# [Given exercise 1]
Say whether each statement agrees with the forum post on corruption points, answering yes or no and quoting the words of the post that decide it: (a) The man in rags knew where the exit was. (b) The narrator's character fired a standard shotgun shell at the man. (c) The GM ruled that the narrator's character fired before the man did.
# [Given exercise 2]
Quote the forum post on corruption points word for word, beginning at the words "My character, being" and stopping after the words "to think: heresy/heretic!".

# [Quoted passage]
======
Question on Corruption Points

By Thaddeus3, in Dark Heresy Rules Questions

So I have a question regarding corruption points:

In a recent session, an NPC disguised in rags had hidden himself fairly well along our path. When our group approached, he jumped to his feet and shouted about a darkness within our group (pointing to the pysker). The psyker in the group got an odd sense from the man (he gave no presence in the warp), so the sentiment was similar from him.

However, the man quickly went from talking about darkness to saying we were Inquisitorial agents. He also knew we needed to find a way out (we were being chased), and knew the exact location of the exit. In a brief dialogue, the man said several questionable things which, to my belief, were heretical. First, he made specific statements with regard to the Inquisition being a path leading to darkness. He cited being a former agent of the Inquisition and a witch/psyker hunter and having found himself falling.

My character, being a Cleric and having a background (from Inquisitors Handbook) of Redemptionist, said "We are servents of His Holy Inquisition spreading His Righteous Light." To which the man responded "The brightest light casts the greatest shadows." To me, the entire line of conversation and in particular the line at the end, in addition to the shadiness of knowing things led me to think: heresy/heretic!

So as I passed the man, I drew my shotgun and screamed at him "Burn Heretic!" at which point I fired an inferno shell and he burned. As an additional note, the man was drawing his own weapon -at the same time- as I was drawing mine, and the GM ruled that we both fired at the same time. Firefight ensued, he was slain, with the psyker turning to fire at him as well.
======
# [Extracted records]
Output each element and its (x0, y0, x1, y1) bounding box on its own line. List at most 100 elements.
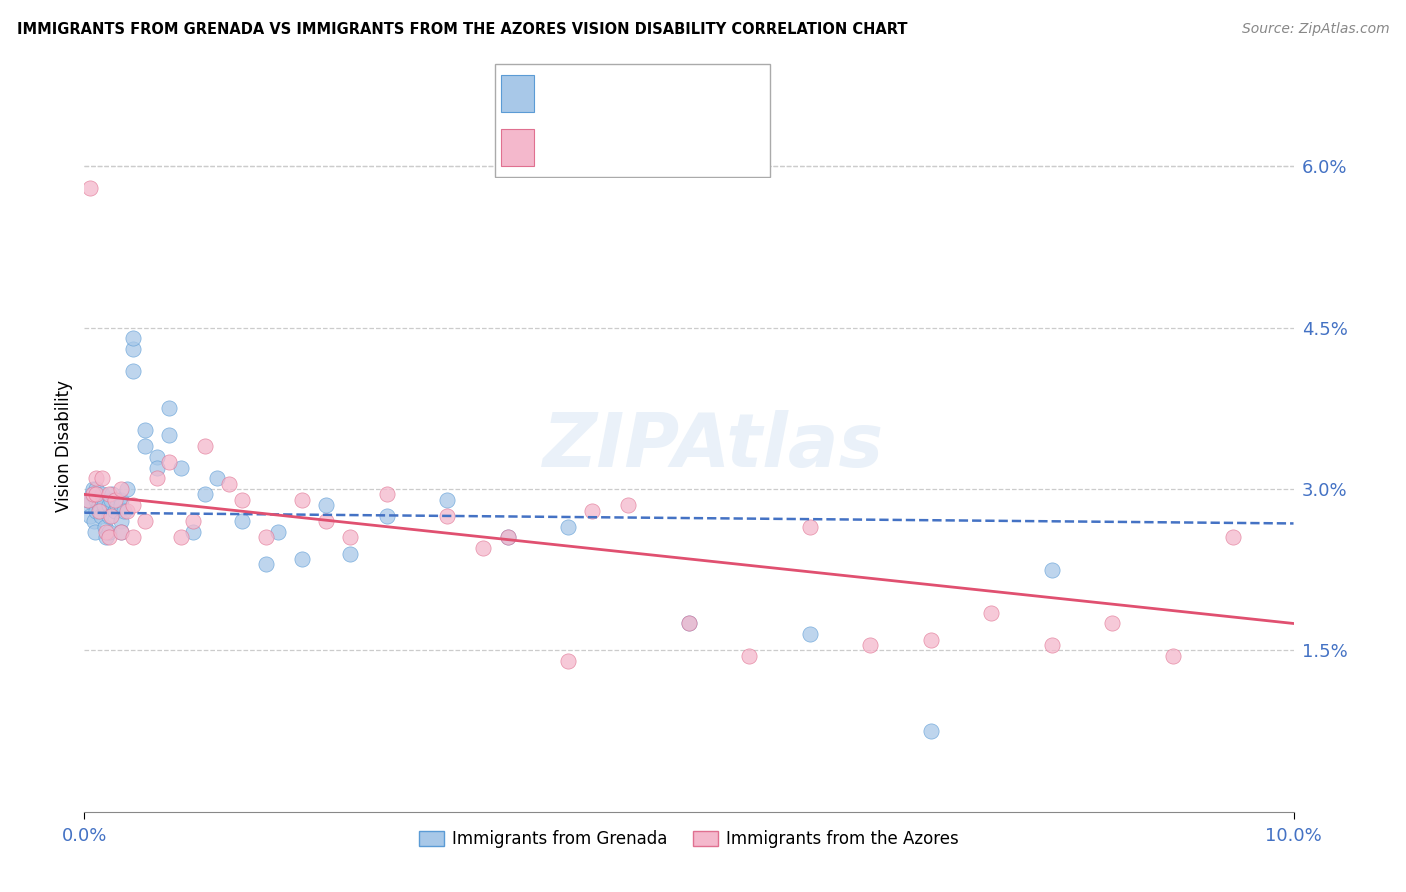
======
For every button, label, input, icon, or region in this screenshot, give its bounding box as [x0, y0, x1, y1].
======
# [Worked solution 1]
(a) Yes: "knew the exact location of the exit"
(b) No: "I fired an inferno shell"
(c) No: "the GM ruled that we both fired at the same time"

# [Worked solution 2]
My character, being a Cleric and having a background (from Inquisitors Handbook) of Redemptionist, said "We are servents of His Holy Inquisition spreading His Righteous Light." To which the man responded "The brightest light casts the greatest shadows." To me, the entire line of conversation and in particular the line at the end, in addition to the shadiness of knowing things led me to think: heresy/heretic!